Extract the full set of records that follows, word for word.

----------

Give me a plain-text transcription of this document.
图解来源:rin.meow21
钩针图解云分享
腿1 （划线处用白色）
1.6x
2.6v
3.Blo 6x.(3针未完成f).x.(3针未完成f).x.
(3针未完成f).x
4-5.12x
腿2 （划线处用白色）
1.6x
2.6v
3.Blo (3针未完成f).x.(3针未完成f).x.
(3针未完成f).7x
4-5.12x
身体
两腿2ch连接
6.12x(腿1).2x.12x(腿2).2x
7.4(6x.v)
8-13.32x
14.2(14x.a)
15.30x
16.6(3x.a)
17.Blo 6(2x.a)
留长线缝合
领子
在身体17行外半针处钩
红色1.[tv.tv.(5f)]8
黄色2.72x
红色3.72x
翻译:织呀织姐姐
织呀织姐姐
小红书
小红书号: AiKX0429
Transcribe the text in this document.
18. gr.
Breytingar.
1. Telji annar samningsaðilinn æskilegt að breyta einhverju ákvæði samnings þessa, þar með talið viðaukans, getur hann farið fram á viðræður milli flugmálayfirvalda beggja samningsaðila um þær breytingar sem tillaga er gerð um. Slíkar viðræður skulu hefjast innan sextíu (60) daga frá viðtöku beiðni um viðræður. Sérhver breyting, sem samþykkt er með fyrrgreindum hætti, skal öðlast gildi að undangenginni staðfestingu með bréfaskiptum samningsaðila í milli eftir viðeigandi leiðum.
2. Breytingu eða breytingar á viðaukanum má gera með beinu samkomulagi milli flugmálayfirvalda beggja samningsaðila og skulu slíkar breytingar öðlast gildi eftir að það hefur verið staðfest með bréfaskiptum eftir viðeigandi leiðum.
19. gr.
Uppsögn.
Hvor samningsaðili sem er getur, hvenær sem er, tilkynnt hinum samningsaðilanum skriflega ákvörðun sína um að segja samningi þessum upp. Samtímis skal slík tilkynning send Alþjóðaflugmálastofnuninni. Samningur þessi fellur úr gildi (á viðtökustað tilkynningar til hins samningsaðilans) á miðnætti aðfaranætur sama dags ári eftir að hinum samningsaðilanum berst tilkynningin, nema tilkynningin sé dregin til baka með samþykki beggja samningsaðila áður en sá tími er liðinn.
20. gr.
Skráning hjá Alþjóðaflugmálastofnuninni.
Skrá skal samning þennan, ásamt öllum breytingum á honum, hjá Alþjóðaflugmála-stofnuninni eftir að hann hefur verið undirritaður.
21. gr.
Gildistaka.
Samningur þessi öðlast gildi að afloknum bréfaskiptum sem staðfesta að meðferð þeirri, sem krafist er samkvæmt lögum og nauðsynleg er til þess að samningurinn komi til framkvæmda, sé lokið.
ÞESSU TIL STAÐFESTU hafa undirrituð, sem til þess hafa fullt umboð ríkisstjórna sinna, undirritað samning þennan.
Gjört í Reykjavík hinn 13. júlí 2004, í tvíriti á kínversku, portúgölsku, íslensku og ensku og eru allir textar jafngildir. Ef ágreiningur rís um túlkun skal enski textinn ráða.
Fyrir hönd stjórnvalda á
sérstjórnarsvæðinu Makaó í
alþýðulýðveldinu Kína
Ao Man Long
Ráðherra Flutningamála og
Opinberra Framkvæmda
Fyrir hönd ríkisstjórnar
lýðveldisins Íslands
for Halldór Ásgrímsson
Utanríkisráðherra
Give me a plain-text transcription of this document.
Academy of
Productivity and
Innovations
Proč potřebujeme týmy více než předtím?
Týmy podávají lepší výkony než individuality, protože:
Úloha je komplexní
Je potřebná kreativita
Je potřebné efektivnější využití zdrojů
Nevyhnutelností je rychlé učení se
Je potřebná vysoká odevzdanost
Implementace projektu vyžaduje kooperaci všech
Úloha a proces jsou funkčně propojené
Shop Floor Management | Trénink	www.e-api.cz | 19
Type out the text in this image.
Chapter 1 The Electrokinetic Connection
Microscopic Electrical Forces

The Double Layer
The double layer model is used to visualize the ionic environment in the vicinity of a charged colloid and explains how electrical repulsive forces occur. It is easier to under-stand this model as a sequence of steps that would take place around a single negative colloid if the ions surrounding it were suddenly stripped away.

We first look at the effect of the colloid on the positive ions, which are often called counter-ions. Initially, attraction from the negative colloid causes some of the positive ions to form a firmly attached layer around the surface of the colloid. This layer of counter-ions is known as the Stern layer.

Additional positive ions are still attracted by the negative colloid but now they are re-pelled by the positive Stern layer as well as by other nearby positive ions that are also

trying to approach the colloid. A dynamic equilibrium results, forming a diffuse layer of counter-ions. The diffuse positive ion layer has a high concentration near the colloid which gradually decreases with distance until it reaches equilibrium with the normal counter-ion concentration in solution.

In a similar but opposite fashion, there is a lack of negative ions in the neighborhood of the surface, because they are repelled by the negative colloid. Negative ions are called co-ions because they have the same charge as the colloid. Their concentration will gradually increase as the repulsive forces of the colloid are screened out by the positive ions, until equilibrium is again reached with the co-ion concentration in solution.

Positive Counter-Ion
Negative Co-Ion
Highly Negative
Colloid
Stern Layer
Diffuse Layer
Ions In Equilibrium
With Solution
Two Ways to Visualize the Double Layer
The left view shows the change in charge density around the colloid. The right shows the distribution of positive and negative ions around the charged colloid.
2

----------

→ **Worked solution**:
Give me a plain-text transcription of this document.
图解来源:rin.meow21
钩针图解云分享
腿1 （划线处用白色）
1.6x
2.6v
3.Blo 6x.(3针未完成f).x.(3针未完成f).x.
(3针未完成f).x
4-5.12x
腿2 （划线处用白色）
1.6x
2.6v
3.Blo (3针未完成f).x.(3针未完成f).x.
(3针未完成f).7x
4-5.12x
身体
两腿2ch连接
6.12x(腿1).2x.12x(腿2).2x
7.4(6x.v)
8-13.32x
14.2(14x.a)
15.30x
16.6(3x.a)
17.Blo 6(2x.a)
留长线缝合
领子
在身体17行外半针处钩
红色1.[tv.tv.(5f)]8
黄色2.72x
红色3.72x
翻译:织呀织姐姐
织呀织姐姐
小红书
小红书号: AiKX0429
Transcribe the text in this document.
18. gr.
Breytingar.
1. Telji annar samningsaðilinn æskilegt að breyta einhverju ákvæði samnings þessa, þar með talið viðaukans, getur hann farið fram á viðræður milli flugmálayfirvalda beggja samningsaðila um þær breytingar sem tillaga er gerð um. Slíkar viðræður skulu hefjast innan sextíu (60) daga frá viðtöku beiðni um viðræður. Sérhver breyting, sem samþykkt er með fyrrgreindum hætti, skal öðlast gildi að undangenginni staðfestingu með bréfaskiptum samningsaðila í milli eftir viðeigandi leiðum.
2. Breytingu eða breytingar á viðaukanum má gera með beinu samkomulagi milli flugmálayfirvalda beggja samningsaðila og skulu slíkar breytingar öðlast gildi eftir að það hefur verið staðfest með bréfaskiptum eftir viðeigandi leiðum.
19. gr.
Uppsögn.
Hvor samningsaðili sem er getur, hvenær sem er, tilkynnt hinum samningsaðilanum skriflega ákvörðun sína um að segja samningi þessum upp. Samtímis skal slík tilkynning send Alþjóðaflugmálastofnuninni. Samningur þessi fellur úr gildi (á viðtökustað tilkynningar til hins samningsaðilans) á miðnætti aðfaranætur sama dags ári eftir að hinum samningsaðilanum berst tilkynningin, nema tilkynningin sé dregin til baka með samþykki beggja samningsaðila áður en sá tími er liðinn.
20. gr.
Skráning hjá Alþjóðaflugmálastofnuninni.
Skrá skal samning þennan, ásamt öllum breytingum á honum, hjá Alþjóðaflugmála-stofnuninni eftir að hann hefur verið undirritaður.
21. gr.
Gildistaka.
Samningur þessi öðlast gildi að afloknum bréfaskiptum sem staðfesta að meðferð þeirri, sem krafist er samkvæmt lögum og nauðsynleg er til þess að samningurinn komi til framkvæmda, sé lokið.
ÞESSU TIL STAÐFESTU hafa undirrituð, sem til þess hafa fullt umboð ríkisstjórna sinna, undirritað samning þennan.
Gjört í Reykjavík hinn 13. júlí 2004, í tvíriti á kínversku, portúgölsku, íslensku og ensku og eru allir textar jafngildir. Ef ágreiningur rís um túlkun skal enski textinn ráða.
Fyrir hönd stjórnvalda á
sérstjórnarsvæðinu Makaó í
alþýðulýðveldinu Kína
Ao Man Long
Ráðherra Flutningamála og
Opinberra Framkvæmda
Fyrir hönd ríkisstjórnar
lýðveldisins Íslands
for Halldór Ásgrímsson
Utanríkisráðherra
Give me a plain-text transcription of this document.
Academy of
Productivity and
Innovations
Proč potřebujeme týmy více než předtím?
Týmy podávají lepší výkony než individuality, protože:
Úloha je komplexní
Je potřebná kreativita
Je potřebné efektivnější využití zdrojů
Nevyhnutelností je rychlé učení se
Je potřebná vysoká odevzdanost
Implementace projektu vyžaduje kooperaci všech
Úloha a proces jsou funkčně propojené
Shop Floor Management | Trénink	www.e-api.cz | 19
Type out the text in this image.
Chapter 1 The Electrokinetic Connection
Microscopic Electrical Forces

The Double Layer
The double layer model is used to visualize the ionic environment in the vicinity of a charged colloid and explains how electrical repulsive forces occur. It is easier to under-stand this model as a sequence of steps that would take place around a single negative colloid if the ions surrounding it were suddenly stripped away.

We first look at the effect of the colloid on the positive ions, which are often called counter-ions. Initially, attraction from the negative colloid causes some of the positive ions to form a firmly attached layer around the surface of the colloid. This layer of counter-ions is known as the Stern layer.

Additional positive ions are still attracted by the negative colloid but now they are re-pelled by the positive Stern layer as well as by other nearby positive ions that are also

trying to approach the colloid. A dynamic equilibrium results, forming a diffuse layer of counter-ions. The diffuse positive ion layer has a high concentration near the colloid which gradually decreases with distance until it reaches equilibrium with the normal counter-ion concentration in solution.

In a similar but opposite fashion, there is a lack of negative ions in the neighborhood of the surface, because they are repelled by the negative colloid. Negative ions are called co-ions because they have the same charge as the colloid. Their concentration will gradually increase as the repulsive forces of the colloid are screened out by the positive ions, until equilibrium is again reached with the co-ion concentration in solution.

Positive Counter-Ion
Negative Co-Ion
Highly Negative
Colloid
Stern Layer
Diffuse Layer
Ions In Equilibrium
With Solution
Two Ways to Visualize the Double Layer
The left view shows the change in charge density around the colloid. The right shows the distribution of positive and negative ions around the charged colloid.
2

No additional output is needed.